Written instruction
Render as a Markdown table with the columns "No." and "Line" every nonblank line between the lines holding "What elements are" and "loan-term-select[interactable]: 30年（360期） ▼", inclusive, numbering each one. Omit the pictures.

━━━━━ Dataset rows

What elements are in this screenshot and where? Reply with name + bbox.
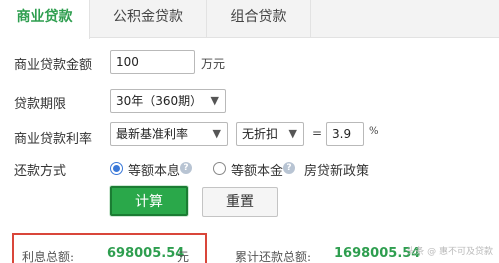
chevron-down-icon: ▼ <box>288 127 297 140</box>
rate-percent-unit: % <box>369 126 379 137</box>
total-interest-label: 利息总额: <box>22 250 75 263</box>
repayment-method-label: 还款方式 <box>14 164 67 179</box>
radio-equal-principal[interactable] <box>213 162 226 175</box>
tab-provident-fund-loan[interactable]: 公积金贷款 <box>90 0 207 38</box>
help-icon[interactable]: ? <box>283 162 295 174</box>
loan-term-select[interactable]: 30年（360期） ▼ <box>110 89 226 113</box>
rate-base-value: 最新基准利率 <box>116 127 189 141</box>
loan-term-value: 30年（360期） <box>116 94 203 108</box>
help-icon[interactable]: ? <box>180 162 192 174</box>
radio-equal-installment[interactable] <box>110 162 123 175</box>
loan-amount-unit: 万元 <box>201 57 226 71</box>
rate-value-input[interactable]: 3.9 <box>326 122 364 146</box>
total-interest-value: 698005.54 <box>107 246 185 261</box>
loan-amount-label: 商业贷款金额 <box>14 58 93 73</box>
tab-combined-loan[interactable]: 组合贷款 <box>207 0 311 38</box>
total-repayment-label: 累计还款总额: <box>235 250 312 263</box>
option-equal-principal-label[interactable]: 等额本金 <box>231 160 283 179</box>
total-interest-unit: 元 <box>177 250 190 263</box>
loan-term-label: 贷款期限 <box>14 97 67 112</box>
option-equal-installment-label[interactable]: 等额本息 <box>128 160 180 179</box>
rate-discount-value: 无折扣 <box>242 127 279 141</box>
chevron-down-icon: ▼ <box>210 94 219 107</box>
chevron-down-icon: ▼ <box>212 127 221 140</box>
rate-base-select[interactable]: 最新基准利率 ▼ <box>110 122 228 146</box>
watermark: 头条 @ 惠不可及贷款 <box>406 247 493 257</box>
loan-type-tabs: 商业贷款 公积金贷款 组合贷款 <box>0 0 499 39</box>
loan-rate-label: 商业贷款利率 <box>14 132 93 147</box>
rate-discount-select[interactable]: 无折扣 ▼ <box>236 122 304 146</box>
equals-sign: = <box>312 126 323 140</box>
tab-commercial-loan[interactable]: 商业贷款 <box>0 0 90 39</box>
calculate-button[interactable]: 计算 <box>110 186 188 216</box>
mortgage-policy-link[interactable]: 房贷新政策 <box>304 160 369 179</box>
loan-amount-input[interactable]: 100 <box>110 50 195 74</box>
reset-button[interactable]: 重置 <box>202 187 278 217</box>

━━━━━━━━━━
━━━━━ Dataset rows

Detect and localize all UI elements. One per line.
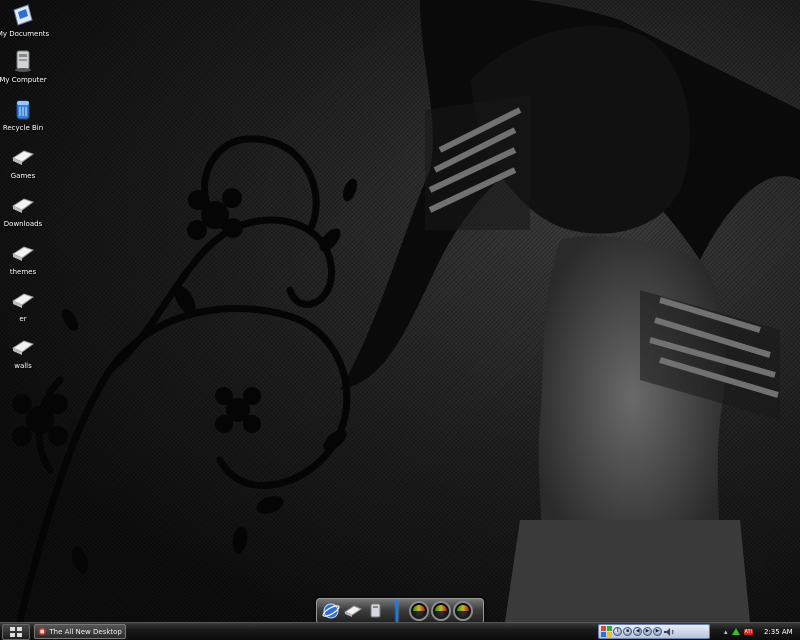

━━━━━━━━━━

Complete response
| No. | Line |
|---|---|
| 1 | What elements are in this screenshot and where? Reply with name + bbox. |
| 2 | chevron-down-icon: ▼ <box>288 127 297 140</box> |
| 3 | rate-percent-unit: % <box>369 126 379 137</box> |
| 4 | total-interest-label: 利息总额: <box>22 250 75 263</box> |
| 5 | repayment-method-label: 还款方式 <box>14 164 67 179</box> |
| 6 | radio-equal-principal[interactable] <box>213 162 226 175</box> |
| 7 | tab-provident-fund-loan[interactable]: 公积金贷款 <box>90 0 207 38</box> |
| 8 | help-icon[interactable]: ? <box>283 162 295 174</box> |
| 9 | loan-term-select[interactable]: 30年（360期） ▼ <box>110 89 226 113</box> |